───── LISTED RECORDS
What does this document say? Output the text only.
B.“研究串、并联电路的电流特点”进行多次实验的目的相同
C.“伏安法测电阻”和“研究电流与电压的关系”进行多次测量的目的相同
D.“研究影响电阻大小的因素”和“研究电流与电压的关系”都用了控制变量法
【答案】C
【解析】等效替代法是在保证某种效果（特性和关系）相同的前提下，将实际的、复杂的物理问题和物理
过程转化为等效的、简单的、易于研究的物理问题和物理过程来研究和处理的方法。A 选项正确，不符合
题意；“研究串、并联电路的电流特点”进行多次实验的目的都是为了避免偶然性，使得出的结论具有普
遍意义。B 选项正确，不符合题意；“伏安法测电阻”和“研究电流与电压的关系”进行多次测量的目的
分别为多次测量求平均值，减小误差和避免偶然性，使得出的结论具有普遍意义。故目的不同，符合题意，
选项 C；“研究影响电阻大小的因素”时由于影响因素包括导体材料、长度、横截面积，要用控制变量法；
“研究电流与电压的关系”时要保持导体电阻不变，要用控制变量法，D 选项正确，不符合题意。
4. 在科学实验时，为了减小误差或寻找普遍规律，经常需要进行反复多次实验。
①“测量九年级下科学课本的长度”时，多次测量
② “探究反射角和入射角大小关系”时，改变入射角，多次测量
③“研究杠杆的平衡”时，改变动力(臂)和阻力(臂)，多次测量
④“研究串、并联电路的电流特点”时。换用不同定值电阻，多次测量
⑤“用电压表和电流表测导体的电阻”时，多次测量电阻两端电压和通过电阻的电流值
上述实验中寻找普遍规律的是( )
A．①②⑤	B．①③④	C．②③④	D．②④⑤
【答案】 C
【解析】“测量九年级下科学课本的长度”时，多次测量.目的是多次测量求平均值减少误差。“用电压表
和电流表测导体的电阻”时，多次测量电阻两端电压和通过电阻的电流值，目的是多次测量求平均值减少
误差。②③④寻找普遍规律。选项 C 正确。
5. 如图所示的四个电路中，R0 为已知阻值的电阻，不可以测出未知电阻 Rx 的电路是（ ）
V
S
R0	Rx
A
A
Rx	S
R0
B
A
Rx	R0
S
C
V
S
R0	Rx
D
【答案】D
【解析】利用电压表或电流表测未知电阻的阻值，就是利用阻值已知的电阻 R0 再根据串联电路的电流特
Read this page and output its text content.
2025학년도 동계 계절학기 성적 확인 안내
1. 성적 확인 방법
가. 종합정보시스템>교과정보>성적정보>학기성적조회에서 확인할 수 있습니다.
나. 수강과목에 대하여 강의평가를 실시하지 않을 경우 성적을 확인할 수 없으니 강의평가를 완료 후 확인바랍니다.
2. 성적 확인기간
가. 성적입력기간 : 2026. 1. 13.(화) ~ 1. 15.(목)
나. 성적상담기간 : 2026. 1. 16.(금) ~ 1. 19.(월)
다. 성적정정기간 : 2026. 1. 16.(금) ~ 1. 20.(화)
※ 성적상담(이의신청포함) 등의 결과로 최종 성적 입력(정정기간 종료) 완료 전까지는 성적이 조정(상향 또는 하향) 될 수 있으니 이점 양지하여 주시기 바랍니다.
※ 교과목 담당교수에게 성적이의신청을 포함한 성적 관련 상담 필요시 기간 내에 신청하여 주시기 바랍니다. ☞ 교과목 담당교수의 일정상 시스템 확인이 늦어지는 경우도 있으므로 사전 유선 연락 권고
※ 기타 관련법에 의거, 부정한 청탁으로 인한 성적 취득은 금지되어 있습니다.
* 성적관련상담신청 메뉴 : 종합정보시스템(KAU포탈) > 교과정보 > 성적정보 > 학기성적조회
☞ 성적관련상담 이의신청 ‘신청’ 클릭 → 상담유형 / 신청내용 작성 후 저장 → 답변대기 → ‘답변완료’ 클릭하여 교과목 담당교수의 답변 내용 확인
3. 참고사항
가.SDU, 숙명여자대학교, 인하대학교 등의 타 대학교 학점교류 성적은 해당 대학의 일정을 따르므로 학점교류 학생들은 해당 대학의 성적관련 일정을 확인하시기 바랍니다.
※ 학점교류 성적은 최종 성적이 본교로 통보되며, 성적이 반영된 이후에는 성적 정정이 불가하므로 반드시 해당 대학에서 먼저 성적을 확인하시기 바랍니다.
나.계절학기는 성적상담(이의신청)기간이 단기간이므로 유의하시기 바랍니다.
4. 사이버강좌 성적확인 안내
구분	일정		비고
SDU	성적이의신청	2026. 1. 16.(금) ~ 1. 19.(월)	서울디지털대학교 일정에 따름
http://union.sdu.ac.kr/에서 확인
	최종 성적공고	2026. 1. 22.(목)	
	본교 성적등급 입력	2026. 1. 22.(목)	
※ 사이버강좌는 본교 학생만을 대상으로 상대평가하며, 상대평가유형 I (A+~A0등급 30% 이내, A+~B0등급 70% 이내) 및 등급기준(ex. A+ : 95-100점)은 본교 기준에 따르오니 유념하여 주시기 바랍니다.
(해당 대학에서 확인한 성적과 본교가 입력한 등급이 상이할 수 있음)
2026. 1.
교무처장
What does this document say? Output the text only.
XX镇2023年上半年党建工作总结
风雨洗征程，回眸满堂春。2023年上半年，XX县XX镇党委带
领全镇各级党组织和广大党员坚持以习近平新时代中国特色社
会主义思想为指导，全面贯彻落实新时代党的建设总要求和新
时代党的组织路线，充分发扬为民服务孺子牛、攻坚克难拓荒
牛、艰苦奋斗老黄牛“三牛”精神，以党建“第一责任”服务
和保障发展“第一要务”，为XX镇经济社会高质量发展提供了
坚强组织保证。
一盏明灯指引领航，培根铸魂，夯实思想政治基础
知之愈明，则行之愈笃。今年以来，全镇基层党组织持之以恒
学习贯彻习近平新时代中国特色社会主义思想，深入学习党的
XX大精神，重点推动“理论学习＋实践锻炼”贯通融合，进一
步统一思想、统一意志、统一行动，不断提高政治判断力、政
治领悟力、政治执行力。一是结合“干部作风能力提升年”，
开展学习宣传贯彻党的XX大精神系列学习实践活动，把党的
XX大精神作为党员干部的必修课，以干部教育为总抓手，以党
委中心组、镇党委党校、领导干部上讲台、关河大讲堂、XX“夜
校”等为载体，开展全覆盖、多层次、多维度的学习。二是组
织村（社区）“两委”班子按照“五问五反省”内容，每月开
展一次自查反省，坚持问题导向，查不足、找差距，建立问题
──────────
• _DIRECTIVE_: Pull out each line of the entries that contains "研究电流与电压的关系".

• _RESULT OF THIS EXERCISE_:
C.“伏安法测电阻”和“研究电流与电压的关系”进行多次测量的目的相同
D.“研究影响电阻大小的因素”和“研究电流与电压的关系”都用了控制变量法
遍意义。B 选项正确，不符合题意；“伏安法测电阻”和“研究电流与电压的关系”进行多次测量的目的
“研究电流与电压的关系”时要保持导体电阻不变，要用控制变量法，D 选项正确，不符合题意。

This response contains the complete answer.